— START OF LISTING —

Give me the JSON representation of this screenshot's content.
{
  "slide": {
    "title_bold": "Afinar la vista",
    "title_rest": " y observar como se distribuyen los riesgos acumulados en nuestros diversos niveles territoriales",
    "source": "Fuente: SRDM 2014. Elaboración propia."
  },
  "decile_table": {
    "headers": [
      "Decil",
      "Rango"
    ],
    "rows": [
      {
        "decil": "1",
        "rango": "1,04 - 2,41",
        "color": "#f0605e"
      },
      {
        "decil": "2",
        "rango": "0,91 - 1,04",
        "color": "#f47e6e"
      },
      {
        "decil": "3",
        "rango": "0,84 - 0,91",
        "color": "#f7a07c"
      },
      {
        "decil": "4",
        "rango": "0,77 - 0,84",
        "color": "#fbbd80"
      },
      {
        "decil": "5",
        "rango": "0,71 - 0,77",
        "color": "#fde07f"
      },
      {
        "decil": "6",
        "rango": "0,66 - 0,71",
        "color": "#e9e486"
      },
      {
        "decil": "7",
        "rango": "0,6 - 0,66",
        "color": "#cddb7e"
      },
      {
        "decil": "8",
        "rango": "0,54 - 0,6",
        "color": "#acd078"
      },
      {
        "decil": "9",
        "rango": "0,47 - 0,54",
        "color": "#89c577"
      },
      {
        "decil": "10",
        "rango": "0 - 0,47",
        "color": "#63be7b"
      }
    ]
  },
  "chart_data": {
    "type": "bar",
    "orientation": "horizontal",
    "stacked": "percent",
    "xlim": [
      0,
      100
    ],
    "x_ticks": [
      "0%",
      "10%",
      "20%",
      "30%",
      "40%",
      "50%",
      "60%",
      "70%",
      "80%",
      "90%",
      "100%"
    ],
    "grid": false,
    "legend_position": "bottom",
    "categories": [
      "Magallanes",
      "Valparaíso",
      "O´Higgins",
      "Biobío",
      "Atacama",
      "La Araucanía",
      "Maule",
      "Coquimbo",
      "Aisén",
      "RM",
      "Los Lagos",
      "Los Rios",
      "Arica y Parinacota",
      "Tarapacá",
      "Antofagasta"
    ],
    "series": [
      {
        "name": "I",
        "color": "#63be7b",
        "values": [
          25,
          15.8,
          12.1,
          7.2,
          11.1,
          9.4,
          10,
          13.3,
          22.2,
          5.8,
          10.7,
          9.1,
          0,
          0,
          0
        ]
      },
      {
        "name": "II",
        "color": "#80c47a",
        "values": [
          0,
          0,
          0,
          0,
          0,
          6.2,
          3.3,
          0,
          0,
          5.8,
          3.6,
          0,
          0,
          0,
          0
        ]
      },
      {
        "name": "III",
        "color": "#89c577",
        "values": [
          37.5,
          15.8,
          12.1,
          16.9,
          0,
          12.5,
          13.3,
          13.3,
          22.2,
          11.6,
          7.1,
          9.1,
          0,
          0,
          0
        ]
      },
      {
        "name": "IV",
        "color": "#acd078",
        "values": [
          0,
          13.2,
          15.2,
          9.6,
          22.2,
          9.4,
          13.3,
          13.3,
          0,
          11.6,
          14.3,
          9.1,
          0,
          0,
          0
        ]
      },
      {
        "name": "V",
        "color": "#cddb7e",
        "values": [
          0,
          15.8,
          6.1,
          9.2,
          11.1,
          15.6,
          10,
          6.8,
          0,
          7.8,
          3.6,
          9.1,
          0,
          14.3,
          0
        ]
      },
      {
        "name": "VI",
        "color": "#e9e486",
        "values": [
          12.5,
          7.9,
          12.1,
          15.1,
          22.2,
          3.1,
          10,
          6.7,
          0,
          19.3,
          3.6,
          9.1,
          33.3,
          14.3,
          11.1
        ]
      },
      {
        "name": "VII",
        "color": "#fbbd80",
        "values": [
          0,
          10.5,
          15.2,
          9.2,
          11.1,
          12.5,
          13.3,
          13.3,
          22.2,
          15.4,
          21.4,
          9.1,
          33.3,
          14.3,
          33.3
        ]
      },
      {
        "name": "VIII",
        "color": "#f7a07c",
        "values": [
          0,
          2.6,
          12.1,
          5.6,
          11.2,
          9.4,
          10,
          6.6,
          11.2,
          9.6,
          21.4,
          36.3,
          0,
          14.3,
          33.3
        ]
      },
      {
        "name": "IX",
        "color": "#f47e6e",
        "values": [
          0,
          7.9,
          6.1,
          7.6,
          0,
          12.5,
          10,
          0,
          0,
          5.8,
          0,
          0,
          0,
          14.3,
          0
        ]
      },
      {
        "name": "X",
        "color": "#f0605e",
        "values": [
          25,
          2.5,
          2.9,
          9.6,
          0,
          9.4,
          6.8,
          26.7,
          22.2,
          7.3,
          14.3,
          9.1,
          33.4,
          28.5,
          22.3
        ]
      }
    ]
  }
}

— END OF LISTING —

Reproduce each entry above exactly, keeping every word.

Give me the JSON representation of this screenshot's content.
{
  "slide": {
    "title_bold": "Afinar la vista",
    "title_rest": " y observar como se distribuyen los riesgos acumulados en nuestros diversos niveles territoriales",
    "source": "Fuente: SRDM 2014. Elaboración propia."
  },
  "decile_table": {
    "headers": [
      "Decil",
      "Rango"
    ],
    "rows": [
      {
        "decil": "1",
        "rango": "1,04 - 2,41",
        "color": "#f0605e"
      },
      {
        "decil": "2",
        "rango": "0,91 - 1,04",
        "color": "#f47e6e"
      },
      {
        "decil": "3",
        "rango": "0,84 - 0,91",
        "color": "#f7a07c"
      },
      {
        "decil": "4",
        "rango": "0,77 - 0,84",
        "color": "#fbbd80"
      },
      {
        "decil": "5",
        "rango": "0,71 - 0,77",
        "color": "#fde07f"
      },
      {
        "decil": "6",
        "rango": "0,66 - 0,71",
        "color": "#e9e486"
      },
      {
        "decil": "7",
        "rango": "0,6 - 0,66",
        "color": "#cddb7e"
      },
      {
        "decil": "8",
        "rango": "0,54 - 0,6",
        "color": "#acd078"
      },
      {
        "decil": "9",
        "rango": "0,47 - 0,54",
        "color": "#89c577"
      },
      {
        "decil": "10",
        "rango": "0 - 0,47",
        "color": "#63be7b"
      }
    ]
  },
  "chart_data": {
    "type": "bar",
    "orientation": "horizontal",
    "stacked": "percent",
    "xlim": [
      0,
      100
    ],
    "x_ticks": [
      "0%",
      "10%",
      "20%",
      "30%",
      "40%",
      "50%",
      "60%",
      "70%",
      "80%",
      "90%",
      "100%"
    ],
    "grid": false,
    "legend_position": "bottom",
    "categories": [
      "Magallanes",
      "Valparaíso",
      "O´Higgins",
      "Biobío",
      "Atacama",
      "La Araucanía",
      "Maule",
      "Coquimbo",
      "Aisén",
      "RM",
      "Los Lagos",
      "Los Rios",
      "Arica y Parinacota",
      "Tarapacá",
      "Antofagasta"
    ],
    "series": [
      {
        "name": "I",
        "color": "#63be7b",
        "values": [
          25,
          15.8,
          12.1,
          7.2,
          11.1,
          9.4,
          10,
          13.3,
          22.2,
          5.8,
          10.7,
          9.1,
          0,
          0,
          0
        ]
      },
      {
        "name": "II",
        "color": "#80c47a",
        "values": [
          0,
          0,
          0,
          0,
          0,
          6.2,
          3.3,
          0,
          0,
          5.8,
          3.6,
          0,
          0,
          0,
          0
        ]
      },
      {
        "name": "III",
        "color": "#89c577",
        "values": [
          37.5,
          15.8,
          12.1,
          16.9,
          0,
          12.5,
          13.3,
          13.3,
          22.2,
          11.6,
          7.1,
          9.1,
          0,
          0,
          0
        ]
      },
      {
        "name": "IV",
        "color": "#acd078",
        "values": [
          0,
          13.2,
          15.2,
          9.6,
          22.2,
          9.4,
          13.3,
          13.3,
          0,
          11.6,
          14.3,
          9.1,
          0,
          0,
          0
        ]
      },
      {
        "name": "V",
        "color": "#cddb7e",
        "values": [
          0,
          15.8,
          6.1,
          9.2,
          11.1,
          15.6,
          10,
          6.8,
          0,
          7.8,
          3.6,
          9.1,
          0,
          14.3,
          0
        ]
      },
      {
        "name": "VI",
        "color": "#e9e486",
        "values": [
          12.5,
          7.9,
          12.1,
          15.1,
          22.2,
          3.1,
          10,
          6.7,
          0,
          19.3,
          3.6,
          9.1,
          33.3,
          14.3,
          11.1
        ]
      },
      {
        "name": "VII",
        "color": "#fbbd80",
        "values": [
          0,
          10.5,
          15.2,
          9.2,
          11.1,
          12.5,
          13.3,
          13.3,
          22.2,
          15.4,
          21.4,
          9.1,
          33.3,
          14.3,
          33.3
        ]
      },
      {
        "name": "VIII",
        "color": "#f7a07c",
        "values": [
          0,
          2.6,
          12.1,
          5.6,
          11.2,
          9.4,
          10,
          6.6,
          11.2,
          9.6,
          21.4,
          36.3,
          0,
          14.3,
          33.3
        ]
      },
      {
        "name": "IX",
        "color": "#f47e6e",
        "values": [
          0,
          7.9,
          6.1,
          7.6,
          0,
          12.5,
          10,
          0,
          0,
          5.8,
          0,
          0,
          0,
          14.3,
          0
        ]
      },
      {
        "name": "X",
        "color": "#f0605e",
        "values": [
          25,
          2.5,
          2.9,
          9.6,
          0,
          9.4,
          6.8,
          26.7,
          22.2,
          7.3,
          14.3,
          9.1,
          33.4,
          28.5,
          22.3
        ]
      }
    ]
  }
}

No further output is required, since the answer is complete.